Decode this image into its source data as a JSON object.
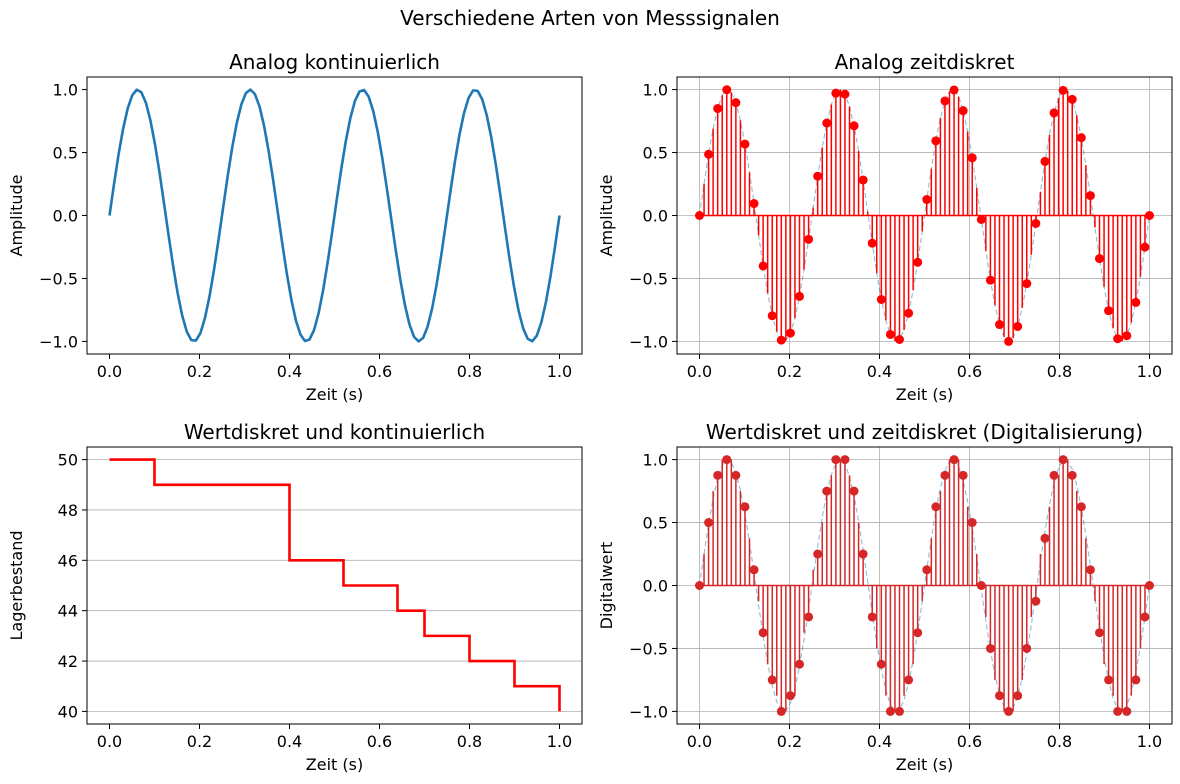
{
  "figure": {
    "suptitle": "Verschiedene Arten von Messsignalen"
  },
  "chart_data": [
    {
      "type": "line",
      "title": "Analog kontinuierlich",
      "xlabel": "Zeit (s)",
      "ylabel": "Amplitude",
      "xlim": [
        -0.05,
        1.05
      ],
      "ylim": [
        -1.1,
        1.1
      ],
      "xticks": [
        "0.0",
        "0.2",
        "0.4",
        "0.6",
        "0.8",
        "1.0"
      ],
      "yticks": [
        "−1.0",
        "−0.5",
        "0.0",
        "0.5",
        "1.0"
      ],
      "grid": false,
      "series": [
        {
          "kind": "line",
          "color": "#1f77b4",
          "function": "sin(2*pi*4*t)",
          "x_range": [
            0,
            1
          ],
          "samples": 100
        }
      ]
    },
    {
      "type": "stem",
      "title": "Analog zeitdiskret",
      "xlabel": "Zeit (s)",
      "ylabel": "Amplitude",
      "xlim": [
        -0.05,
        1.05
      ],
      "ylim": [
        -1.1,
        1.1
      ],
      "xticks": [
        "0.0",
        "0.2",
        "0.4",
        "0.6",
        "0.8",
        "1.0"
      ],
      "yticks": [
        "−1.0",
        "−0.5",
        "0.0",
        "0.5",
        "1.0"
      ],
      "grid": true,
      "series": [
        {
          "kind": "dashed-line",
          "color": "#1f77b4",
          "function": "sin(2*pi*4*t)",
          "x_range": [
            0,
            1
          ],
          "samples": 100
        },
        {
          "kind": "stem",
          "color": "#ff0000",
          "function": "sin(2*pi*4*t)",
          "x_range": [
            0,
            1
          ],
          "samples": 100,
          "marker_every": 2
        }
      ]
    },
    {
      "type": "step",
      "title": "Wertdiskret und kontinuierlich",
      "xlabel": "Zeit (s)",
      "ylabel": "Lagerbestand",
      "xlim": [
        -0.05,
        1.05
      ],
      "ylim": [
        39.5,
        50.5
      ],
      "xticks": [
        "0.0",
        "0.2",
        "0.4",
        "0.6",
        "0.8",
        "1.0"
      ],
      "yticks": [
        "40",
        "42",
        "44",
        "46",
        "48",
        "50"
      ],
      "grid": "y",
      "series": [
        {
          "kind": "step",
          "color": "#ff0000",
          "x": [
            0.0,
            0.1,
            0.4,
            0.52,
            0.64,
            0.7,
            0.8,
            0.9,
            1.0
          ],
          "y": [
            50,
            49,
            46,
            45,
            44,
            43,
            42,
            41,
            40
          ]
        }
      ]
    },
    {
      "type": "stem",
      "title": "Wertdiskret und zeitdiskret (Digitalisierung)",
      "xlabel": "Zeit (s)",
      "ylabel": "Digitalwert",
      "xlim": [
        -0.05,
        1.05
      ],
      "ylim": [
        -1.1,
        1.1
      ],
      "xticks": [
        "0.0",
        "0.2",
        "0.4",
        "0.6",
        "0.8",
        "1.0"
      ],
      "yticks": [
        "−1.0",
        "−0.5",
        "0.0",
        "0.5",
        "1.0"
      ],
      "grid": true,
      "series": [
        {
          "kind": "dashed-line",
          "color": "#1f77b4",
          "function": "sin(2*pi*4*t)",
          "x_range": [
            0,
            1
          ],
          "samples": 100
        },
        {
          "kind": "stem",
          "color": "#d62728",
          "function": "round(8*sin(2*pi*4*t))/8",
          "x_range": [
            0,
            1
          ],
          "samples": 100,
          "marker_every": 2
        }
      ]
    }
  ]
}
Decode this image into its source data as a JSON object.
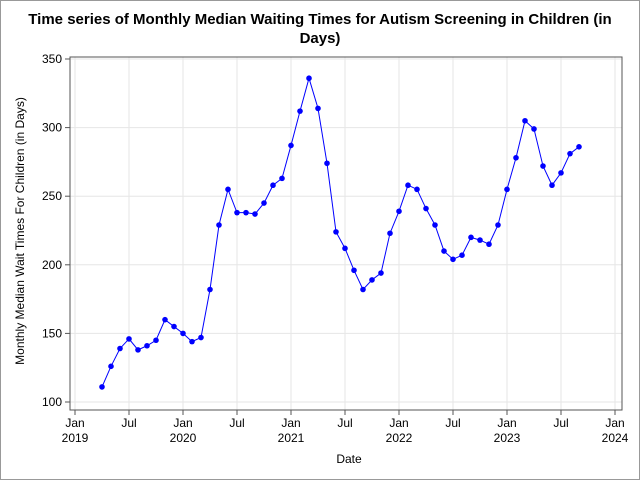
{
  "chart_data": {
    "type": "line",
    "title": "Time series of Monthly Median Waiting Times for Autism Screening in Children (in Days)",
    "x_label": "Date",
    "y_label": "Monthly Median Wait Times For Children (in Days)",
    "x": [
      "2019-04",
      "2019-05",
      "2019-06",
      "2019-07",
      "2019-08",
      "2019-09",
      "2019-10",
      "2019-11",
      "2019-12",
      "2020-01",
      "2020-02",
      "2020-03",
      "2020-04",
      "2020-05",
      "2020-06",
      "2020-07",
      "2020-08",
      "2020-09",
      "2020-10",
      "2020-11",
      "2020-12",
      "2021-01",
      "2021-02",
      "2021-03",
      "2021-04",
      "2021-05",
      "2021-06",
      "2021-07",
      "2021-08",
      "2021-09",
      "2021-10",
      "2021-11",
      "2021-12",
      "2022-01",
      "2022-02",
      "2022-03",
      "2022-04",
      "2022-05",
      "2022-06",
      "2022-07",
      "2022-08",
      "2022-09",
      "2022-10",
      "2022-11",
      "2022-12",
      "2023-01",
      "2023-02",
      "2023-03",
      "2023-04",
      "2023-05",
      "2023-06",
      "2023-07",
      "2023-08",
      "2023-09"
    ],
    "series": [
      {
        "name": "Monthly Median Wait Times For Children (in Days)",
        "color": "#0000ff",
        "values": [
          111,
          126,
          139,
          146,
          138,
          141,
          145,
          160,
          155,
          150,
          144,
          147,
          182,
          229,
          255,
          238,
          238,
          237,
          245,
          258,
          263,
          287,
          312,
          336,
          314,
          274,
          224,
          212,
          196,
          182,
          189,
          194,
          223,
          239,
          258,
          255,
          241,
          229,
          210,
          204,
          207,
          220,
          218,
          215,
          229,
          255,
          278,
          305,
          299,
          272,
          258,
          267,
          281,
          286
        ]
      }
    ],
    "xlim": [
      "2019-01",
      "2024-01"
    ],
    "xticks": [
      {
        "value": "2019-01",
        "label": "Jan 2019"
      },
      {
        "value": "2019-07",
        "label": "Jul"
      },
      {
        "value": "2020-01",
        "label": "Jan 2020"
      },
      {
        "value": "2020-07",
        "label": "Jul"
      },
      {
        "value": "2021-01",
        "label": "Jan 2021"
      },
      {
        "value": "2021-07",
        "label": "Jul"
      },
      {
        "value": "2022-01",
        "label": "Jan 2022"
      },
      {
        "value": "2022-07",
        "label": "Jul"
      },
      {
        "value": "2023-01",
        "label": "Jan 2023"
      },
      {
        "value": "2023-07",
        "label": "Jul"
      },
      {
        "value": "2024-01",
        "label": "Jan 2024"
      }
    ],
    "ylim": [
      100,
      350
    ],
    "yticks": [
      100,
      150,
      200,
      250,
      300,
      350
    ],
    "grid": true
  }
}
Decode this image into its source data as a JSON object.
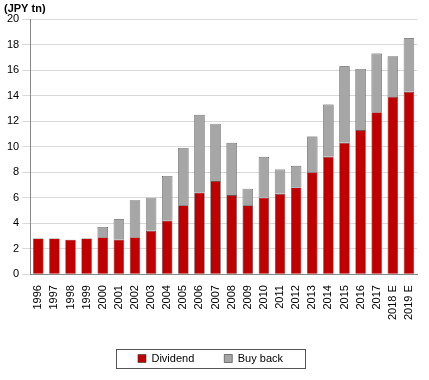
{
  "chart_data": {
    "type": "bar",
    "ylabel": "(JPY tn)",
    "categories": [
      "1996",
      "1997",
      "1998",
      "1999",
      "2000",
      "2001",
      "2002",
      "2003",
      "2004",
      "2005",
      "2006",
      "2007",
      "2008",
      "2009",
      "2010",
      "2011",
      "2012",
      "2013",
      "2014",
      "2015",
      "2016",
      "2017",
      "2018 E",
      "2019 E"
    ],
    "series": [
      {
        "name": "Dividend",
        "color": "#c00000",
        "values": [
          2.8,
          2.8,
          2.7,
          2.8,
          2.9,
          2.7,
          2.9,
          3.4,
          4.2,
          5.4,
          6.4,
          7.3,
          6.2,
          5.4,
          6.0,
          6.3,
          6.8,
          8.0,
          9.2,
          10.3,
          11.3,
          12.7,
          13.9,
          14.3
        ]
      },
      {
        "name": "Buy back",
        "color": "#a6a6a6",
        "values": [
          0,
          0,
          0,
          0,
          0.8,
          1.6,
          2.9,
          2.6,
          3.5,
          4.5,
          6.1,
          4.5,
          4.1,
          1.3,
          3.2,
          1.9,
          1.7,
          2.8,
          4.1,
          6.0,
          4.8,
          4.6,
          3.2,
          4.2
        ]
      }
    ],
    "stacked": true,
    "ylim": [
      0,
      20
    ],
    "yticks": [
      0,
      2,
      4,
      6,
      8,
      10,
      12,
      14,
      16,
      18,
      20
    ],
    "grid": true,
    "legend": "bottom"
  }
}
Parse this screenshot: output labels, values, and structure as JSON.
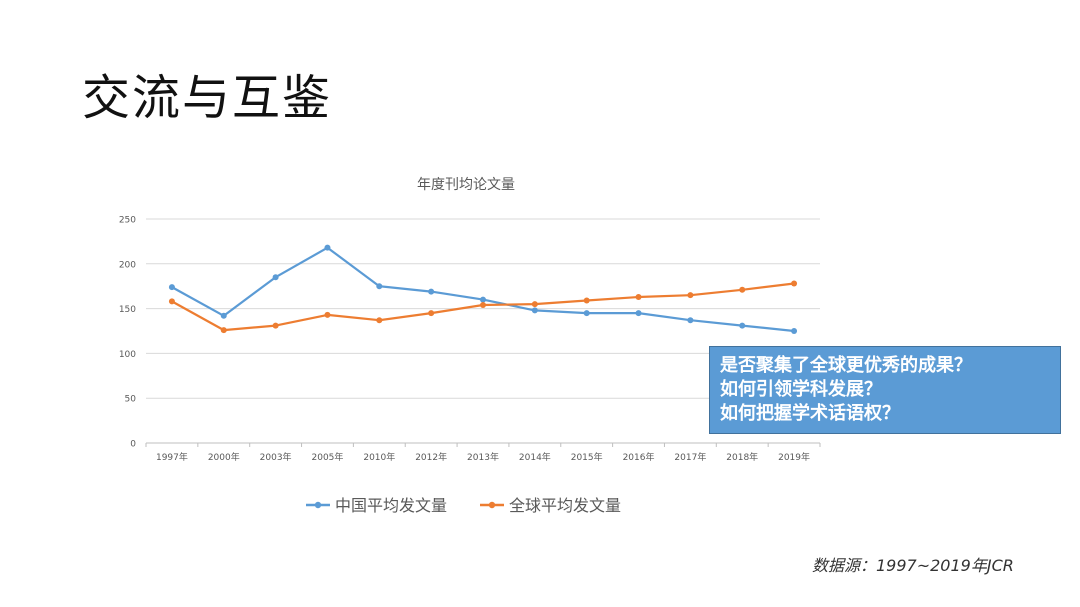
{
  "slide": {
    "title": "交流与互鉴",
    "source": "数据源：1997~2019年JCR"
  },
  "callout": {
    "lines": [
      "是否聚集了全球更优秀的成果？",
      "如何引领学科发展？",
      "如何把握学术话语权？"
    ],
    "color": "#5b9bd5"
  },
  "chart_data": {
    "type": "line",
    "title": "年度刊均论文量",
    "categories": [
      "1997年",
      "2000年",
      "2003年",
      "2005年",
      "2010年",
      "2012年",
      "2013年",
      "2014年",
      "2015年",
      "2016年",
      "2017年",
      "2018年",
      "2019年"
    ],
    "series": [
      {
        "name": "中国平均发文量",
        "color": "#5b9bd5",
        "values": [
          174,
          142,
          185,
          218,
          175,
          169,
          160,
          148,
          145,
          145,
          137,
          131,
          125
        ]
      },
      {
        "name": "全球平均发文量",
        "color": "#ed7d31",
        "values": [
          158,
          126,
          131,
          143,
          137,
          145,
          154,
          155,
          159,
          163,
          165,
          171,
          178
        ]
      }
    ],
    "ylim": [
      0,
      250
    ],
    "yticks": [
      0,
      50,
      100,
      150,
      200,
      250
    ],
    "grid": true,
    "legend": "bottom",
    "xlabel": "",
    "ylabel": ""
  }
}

- _YOUR INSTRUCTIONS_
How many lines of the data hold the string "type"? Reply with the number alone.

- _CORRECT ANSWER_
7